_TASK TO COMPLETE_
Find the string "JSON" and gather every line that holds it.

_THE INPUT_
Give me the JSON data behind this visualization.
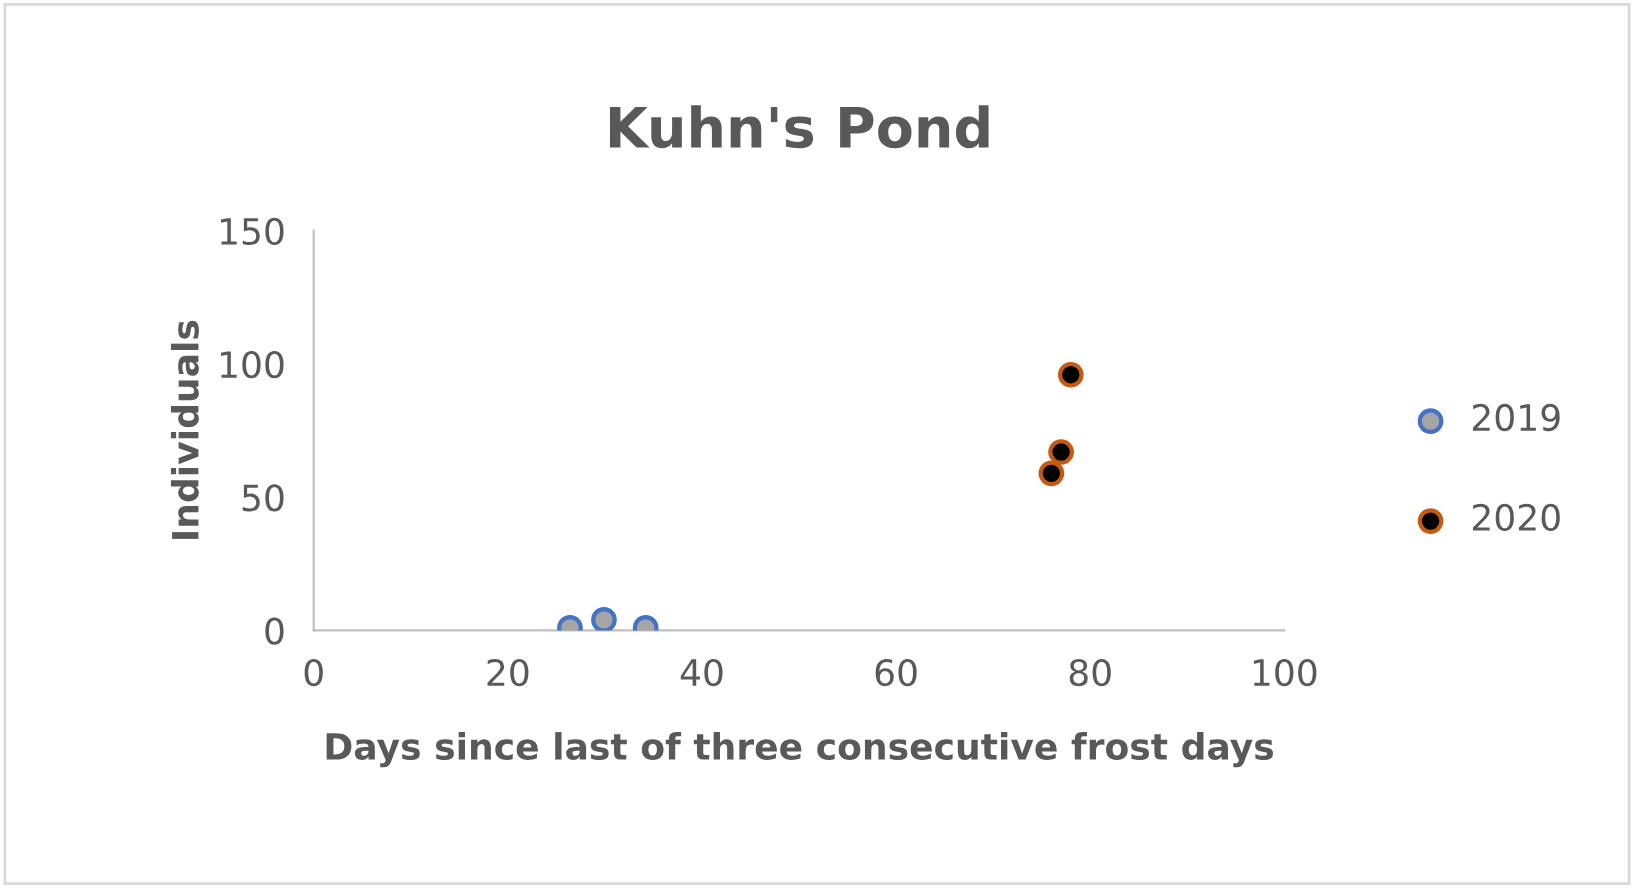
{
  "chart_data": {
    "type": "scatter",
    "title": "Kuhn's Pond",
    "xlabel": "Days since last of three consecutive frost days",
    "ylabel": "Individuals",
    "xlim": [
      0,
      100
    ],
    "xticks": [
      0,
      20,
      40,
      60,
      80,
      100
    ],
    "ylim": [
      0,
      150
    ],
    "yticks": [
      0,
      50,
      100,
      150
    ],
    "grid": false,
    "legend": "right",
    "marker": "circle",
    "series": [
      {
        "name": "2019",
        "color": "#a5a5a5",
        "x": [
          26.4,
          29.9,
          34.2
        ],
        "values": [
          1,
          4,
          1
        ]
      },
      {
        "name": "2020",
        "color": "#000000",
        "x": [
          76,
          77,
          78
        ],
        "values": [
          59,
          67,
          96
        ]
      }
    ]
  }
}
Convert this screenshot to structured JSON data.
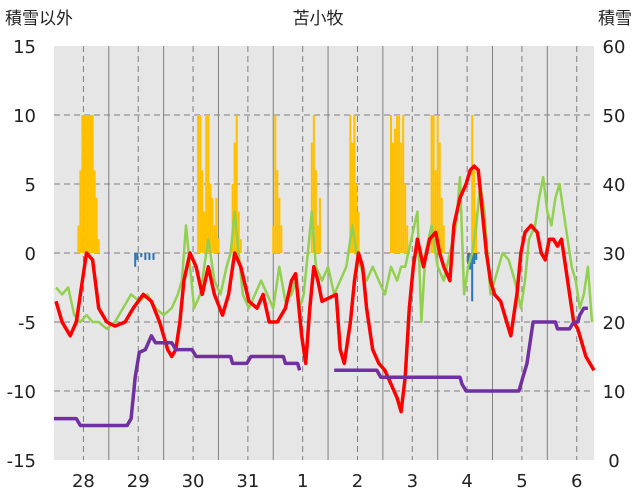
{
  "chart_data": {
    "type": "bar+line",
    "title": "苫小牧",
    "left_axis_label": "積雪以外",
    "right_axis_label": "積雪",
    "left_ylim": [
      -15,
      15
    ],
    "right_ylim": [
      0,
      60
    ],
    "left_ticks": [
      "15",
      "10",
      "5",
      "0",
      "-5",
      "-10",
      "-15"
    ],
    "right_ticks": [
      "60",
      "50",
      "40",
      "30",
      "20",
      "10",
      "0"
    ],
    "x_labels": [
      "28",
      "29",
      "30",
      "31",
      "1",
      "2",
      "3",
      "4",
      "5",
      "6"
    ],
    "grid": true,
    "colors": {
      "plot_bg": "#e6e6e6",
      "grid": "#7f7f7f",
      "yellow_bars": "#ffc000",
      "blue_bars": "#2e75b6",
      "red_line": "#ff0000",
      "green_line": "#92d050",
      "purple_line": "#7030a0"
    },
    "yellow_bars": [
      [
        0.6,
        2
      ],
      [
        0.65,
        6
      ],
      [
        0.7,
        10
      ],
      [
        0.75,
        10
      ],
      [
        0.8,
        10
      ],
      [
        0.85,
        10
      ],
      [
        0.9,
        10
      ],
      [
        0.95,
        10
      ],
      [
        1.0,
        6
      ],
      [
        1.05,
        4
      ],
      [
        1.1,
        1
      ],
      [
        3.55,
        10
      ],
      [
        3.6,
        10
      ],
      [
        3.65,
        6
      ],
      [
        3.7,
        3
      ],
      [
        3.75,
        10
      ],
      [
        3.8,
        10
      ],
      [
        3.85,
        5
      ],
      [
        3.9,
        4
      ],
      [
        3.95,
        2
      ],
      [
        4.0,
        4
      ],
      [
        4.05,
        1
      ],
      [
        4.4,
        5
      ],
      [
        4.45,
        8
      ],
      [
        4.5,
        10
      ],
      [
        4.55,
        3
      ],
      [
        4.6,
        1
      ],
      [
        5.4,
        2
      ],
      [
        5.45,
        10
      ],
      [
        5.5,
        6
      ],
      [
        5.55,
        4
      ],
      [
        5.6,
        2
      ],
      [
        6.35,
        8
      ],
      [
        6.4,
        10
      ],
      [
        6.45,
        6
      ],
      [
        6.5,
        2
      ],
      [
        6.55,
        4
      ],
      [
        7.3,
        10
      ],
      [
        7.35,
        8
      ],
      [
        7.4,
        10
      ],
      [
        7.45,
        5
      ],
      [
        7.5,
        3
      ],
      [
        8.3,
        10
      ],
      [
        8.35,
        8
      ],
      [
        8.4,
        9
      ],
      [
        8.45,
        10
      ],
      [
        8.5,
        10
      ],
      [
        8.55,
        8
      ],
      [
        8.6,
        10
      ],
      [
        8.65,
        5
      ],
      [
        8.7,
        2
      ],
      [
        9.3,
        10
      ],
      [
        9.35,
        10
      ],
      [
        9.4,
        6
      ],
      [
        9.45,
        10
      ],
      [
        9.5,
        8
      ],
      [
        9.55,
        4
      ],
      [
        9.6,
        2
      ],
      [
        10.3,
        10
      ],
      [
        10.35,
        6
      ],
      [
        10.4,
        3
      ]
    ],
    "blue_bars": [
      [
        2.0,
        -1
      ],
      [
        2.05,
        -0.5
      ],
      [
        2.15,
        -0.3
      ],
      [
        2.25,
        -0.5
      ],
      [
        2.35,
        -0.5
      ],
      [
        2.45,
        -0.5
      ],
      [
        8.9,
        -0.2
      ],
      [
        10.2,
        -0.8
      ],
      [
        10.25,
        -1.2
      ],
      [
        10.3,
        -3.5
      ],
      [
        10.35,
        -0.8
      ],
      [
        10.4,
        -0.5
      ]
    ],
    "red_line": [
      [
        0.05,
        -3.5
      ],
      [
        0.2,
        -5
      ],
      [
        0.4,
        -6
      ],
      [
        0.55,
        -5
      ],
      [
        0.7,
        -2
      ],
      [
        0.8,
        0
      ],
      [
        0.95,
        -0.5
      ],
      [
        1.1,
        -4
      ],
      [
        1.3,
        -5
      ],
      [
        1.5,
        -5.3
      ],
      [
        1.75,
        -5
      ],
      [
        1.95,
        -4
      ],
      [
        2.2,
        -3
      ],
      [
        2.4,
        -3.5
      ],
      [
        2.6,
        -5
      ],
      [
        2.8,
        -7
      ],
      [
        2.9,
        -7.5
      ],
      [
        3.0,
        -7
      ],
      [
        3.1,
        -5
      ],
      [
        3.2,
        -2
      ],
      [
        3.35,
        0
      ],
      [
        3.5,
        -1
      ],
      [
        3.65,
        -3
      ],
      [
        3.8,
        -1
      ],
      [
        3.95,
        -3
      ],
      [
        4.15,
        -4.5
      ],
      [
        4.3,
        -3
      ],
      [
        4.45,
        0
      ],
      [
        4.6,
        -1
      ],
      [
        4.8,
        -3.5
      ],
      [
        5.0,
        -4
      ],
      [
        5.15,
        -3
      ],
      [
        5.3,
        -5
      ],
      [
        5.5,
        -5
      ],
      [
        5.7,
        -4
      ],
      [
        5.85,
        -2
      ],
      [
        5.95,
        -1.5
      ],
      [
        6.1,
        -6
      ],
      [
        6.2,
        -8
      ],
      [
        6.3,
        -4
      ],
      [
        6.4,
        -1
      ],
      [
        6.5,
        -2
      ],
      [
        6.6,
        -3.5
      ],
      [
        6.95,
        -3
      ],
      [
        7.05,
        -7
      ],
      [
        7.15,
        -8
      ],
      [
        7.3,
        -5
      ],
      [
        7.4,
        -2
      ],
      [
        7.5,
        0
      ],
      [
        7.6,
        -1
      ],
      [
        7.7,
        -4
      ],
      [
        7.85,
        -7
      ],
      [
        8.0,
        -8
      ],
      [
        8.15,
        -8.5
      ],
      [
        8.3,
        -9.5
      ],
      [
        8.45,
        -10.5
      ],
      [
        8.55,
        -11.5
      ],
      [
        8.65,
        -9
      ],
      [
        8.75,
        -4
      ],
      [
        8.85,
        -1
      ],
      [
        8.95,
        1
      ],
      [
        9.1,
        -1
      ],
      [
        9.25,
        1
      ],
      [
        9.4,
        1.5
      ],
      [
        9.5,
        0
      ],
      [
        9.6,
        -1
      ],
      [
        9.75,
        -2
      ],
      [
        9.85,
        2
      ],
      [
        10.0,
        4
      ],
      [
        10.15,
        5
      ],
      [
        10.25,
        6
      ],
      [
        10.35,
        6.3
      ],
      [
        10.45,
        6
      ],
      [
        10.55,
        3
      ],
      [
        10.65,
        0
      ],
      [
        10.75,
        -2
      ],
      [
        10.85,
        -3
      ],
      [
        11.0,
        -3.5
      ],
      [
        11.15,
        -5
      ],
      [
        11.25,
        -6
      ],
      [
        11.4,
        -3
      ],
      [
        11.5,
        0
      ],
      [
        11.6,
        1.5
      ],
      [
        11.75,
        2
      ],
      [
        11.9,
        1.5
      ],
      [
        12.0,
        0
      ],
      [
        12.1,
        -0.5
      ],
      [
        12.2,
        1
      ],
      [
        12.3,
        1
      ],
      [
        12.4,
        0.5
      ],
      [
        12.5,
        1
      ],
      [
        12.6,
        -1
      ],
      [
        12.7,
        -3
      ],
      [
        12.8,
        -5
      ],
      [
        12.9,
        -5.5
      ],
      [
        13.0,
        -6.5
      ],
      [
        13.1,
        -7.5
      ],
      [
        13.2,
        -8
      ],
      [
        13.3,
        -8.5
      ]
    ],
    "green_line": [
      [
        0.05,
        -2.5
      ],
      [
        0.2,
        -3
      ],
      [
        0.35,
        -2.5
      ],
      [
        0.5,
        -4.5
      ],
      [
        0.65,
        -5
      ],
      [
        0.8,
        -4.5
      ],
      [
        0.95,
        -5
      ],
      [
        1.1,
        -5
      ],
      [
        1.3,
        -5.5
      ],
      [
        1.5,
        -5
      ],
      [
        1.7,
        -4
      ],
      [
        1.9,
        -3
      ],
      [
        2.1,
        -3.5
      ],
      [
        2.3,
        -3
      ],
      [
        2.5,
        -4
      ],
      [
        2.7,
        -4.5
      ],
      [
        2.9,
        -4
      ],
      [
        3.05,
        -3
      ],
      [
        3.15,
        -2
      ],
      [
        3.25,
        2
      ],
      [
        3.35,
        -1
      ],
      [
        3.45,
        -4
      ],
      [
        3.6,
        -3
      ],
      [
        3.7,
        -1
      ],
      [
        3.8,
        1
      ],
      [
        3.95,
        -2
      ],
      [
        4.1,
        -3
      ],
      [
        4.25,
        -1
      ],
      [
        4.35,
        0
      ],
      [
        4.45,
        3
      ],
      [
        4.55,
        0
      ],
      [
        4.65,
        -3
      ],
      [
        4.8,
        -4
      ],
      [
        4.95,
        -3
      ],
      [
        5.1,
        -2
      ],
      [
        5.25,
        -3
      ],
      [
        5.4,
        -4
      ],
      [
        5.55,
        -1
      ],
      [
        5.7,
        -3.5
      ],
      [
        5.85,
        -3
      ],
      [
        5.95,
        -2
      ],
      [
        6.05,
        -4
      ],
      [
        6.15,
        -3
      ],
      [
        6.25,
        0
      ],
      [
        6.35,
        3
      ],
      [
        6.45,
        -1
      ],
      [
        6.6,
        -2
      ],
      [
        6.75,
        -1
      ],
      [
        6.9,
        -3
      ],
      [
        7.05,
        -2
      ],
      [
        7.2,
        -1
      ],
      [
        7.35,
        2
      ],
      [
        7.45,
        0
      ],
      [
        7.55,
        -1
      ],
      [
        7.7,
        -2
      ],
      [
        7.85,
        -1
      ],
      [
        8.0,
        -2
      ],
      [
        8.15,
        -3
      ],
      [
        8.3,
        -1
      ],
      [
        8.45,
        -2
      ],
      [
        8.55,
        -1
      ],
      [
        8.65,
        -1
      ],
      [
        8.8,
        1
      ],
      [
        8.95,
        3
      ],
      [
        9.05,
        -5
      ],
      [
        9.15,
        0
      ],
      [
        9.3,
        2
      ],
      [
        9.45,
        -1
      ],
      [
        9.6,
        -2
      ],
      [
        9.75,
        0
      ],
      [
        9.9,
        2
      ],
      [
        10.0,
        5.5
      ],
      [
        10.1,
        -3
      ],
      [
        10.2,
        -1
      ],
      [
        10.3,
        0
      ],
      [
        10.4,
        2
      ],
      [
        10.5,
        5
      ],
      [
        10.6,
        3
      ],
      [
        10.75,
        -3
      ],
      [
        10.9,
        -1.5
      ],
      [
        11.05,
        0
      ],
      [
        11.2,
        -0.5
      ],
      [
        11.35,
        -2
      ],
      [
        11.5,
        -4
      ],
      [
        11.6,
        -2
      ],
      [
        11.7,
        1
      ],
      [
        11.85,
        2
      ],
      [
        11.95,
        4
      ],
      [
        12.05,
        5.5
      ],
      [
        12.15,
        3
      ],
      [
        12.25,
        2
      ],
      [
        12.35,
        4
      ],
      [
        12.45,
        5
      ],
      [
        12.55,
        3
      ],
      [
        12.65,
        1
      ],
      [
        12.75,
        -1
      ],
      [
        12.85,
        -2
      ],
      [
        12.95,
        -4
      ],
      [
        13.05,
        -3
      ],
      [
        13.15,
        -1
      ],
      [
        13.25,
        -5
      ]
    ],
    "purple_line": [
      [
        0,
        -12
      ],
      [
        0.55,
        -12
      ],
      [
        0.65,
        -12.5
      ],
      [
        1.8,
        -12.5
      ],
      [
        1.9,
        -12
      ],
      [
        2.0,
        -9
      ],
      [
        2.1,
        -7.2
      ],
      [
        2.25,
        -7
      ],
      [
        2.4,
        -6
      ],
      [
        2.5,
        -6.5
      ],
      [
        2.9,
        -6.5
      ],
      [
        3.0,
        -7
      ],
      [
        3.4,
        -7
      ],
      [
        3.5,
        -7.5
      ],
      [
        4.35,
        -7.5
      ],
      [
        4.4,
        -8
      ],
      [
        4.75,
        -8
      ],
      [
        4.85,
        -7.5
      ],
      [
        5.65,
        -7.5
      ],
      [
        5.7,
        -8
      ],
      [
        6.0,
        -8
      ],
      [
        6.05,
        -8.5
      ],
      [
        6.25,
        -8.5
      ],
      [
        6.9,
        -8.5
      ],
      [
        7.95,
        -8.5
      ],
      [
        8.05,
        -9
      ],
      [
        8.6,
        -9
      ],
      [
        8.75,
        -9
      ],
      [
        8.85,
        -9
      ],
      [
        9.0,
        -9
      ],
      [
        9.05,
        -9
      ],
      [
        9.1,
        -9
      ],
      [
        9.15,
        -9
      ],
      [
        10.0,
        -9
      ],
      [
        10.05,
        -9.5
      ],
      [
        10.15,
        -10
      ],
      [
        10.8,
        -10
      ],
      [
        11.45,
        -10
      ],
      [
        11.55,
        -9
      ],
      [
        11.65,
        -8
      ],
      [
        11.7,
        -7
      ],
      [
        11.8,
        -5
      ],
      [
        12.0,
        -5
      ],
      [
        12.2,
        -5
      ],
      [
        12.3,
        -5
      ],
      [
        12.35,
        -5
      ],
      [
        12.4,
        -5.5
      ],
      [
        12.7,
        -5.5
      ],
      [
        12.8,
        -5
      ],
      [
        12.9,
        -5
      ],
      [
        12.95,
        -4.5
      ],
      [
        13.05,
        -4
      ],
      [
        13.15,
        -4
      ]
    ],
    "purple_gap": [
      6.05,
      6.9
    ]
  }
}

_RESULT FOR THIS TASK_
Give me the JSON data behind this visualization.
Convert this screenshot to structured JSON data.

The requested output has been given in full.